**Exercise directions**: Check each line of the listing below for the word "Percentil" and say how many lines have it. Nothing else should be written.
┌──
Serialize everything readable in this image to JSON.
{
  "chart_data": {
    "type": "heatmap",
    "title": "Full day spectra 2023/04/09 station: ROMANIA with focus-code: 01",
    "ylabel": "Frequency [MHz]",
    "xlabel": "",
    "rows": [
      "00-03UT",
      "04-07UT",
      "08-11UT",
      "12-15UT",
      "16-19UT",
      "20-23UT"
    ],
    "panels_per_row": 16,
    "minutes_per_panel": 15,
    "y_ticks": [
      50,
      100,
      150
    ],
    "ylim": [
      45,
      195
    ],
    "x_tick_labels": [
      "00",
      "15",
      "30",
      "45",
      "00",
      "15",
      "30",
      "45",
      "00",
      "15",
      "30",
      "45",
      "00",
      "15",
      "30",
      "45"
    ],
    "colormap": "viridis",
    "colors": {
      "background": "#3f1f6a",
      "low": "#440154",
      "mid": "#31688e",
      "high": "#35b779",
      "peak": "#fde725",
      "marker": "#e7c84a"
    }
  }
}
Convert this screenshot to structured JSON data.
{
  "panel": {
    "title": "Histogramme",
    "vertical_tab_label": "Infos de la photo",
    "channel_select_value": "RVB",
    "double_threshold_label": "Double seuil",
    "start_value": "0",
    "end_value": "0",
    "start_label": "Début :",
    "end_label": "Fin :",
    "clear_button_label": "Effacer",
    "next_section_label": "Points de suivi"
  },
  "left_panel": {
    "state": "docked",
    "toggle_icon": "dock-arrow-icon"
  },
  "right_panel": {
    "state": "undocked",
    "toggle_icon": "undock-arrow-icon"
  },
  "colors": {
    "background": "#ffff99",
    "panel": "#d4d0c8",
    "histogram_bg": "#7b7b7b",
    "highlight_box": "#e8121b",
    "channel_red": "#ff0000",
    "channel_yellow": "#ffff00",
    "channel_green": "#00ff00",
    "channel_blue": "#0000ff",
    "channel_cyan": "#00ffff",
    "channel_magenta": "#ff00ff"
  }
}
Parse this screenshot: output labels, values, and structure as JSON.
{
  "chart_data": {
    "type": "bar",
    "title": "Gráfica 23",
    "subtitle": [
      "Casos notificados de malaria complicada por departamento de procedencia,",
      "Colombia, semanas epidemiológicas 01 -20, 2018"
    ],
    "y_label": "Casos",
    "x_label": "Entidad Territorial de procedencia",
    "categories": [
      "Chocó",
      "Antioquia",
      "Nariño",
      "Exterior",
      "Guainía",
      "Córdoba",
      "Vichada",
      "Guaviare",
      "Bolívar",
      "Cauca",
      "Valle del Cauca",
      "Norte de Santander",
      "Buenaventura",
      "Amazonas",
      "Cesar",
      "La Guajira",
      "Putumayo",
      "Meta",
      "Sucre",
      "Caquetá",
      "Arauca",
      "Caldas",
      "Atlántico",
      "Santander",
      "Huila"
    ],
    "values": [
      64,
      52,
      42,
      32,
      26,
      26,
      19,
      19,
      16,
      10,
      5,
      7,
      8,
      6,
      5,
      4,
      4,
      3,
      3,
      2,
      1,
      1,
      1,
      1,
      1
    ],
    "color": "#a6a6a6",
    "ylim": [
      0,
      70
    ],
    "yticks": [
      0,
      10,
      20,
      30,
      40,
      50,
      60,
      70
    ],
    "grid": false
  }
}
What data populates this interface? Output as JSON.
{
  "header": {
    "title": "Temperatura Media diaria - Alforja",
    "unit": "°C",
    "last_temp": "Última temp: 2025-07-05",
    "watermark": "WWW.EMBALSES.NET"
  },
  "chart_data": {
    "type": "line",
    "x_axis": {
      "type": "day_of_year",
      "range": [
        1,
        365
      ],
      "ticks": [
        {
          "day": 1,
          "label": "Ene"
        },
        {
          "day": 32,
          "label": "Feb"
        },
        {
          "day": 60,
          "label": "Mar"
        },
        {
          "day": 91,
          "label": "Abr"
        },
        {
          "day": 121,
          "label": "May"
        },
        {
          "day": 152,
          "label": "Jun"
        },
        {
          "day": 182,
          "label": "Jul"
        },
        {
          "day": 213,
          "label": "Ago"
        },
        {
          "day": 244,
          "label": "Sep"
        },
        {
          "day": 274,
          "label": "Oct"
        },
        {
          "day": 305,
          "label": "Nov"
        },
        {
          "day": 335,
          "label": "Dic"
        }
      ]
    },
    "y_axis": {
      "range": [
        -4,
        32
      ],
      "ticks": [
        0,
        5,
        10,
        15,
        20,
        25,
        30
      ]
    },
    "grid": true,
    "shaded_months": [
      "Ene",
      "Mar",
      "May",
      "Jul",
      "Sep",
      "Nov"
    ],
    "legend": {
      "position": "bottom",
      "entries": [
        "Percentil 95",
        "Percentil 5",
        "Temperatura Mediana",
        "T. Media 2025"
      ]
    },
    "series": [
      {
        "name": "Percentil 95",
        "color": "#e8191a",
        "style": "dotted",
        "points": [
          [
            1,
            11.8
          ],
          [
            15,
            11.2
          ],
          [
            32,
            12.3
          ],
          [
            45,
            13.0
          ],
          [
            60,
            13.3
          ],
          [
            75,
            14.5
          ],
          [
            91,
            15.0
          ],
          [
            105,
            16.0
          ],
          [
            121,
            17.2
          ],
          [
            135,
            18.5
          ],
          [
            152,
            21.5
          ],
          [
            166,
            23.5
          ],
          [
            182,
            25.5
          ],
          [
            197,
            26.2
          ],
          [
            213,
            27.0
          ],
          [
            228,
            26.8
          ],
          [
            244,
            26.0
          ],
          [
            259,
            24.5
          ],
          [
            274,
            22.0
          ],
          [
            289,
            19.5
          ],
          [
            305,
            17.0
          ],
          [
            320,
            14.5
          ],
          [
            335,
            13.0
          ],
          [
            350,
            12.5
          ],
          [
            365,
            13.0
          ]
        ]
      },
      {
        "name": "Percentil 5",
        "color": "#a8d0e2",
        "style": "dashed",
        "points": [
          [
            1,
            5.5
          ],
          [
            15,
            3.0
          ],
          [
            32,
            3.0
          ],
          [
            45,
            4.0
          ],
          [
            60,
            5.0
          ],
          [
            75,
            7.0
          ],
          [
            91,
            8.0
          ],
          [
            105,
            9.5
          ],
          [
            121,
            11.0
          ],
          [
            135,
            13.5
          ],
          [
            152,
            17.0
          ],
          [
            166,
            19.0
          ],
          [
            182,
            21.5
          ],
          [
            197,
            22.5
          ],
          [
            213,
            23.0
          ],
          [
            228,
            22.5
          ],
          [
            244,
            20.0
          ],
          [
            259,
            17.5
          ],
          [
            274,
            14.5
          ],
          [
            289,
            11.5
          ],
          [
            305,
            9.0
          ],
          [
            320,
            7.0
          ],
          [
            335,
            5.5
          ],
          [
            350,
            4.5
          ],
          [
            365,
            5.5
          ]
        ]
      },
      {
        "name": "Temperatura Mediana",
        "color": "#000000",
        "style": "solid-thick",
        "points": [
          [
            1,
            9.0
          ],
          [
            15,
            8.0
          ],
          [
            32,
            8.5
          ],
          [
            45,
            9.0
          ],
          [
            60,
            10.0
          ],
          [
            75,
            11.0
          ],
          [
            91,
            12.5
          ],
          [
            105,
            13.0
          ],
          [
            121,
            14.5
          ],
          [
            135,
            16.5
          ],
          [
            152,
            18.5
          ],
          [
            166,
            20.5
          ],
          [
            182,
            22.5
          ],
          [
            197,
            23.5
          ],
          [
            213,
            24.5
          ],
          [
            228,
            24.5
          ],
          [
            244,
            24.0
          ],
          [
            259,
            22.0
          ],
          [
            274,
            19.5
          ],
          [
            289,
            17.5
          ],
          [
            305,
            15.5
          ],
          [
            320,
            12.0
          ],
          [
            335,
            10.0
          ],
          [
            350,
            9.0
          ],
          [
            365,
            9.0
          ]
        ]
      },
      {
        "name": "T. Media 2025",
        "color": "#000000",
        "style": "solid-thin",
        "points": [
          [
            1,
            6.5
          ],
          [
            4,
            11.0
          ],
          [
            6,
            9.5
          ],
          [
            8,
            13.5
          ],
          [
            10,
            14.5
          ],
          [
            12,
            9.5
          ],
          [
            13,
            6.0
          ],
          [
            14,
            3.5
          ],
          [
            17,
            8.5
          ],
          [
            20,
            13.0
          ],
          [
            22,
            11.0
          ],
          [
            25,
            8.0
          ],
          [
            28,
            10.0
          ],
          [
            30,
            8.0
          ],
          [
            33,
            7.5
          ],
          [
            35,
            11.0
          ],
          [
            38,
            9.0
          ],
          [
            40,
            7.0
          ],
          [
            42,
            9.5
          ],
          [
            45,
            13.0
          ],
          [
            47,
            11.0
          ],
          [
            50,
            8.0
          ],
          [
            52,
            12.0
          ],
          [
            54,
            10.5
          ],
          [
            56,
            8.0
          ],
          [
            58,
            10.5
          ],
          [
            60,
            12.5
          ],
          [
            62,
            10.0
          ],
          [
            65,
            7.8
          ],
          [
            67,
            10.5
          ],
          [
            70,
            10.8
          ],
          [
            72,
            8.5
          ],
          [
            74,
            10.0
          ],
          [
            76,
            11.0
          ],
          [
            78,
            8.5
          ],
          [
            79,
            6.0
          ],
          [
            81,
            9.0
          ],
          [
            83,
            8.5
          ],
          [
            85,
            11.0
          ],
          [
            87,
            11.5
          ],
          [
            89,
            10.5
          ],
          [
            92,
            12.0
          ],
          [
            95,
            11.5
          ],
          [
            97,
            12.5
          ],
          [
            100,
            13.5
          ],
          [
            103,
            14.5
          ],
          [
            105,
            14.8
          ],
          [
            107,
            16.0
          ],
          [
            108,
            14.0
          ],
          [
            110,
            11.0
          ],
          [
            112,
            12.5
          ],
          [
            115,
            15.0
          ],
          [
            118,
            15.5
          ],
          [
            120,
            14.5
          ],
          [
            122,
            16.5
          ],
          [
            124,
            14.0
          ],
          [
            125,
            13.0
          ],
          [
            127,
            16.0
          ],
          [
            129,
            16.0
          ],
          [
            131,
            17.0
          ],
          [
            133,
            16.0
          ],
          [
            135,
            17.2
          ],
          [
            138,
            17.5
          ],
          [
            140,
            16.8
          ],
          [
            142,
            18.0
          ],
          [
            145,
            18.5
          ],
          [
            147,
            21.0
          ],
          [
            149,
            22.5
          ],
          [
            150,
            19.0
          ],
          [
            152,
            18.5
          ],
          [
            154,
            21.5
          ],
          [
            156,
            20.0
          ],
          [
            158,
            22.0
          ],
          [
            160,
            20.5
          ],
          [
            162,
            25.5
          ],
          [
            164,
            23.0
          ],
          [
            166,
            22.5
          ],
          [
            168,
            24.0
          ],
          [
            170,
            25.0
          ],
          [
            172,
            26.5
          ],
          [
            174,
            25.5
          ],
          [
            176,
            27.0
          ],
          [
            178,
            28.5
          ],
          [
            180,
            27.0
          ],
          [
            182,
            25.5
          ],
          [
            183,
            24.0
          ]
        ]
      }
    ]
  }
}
└──
**Response to this exercise**: 4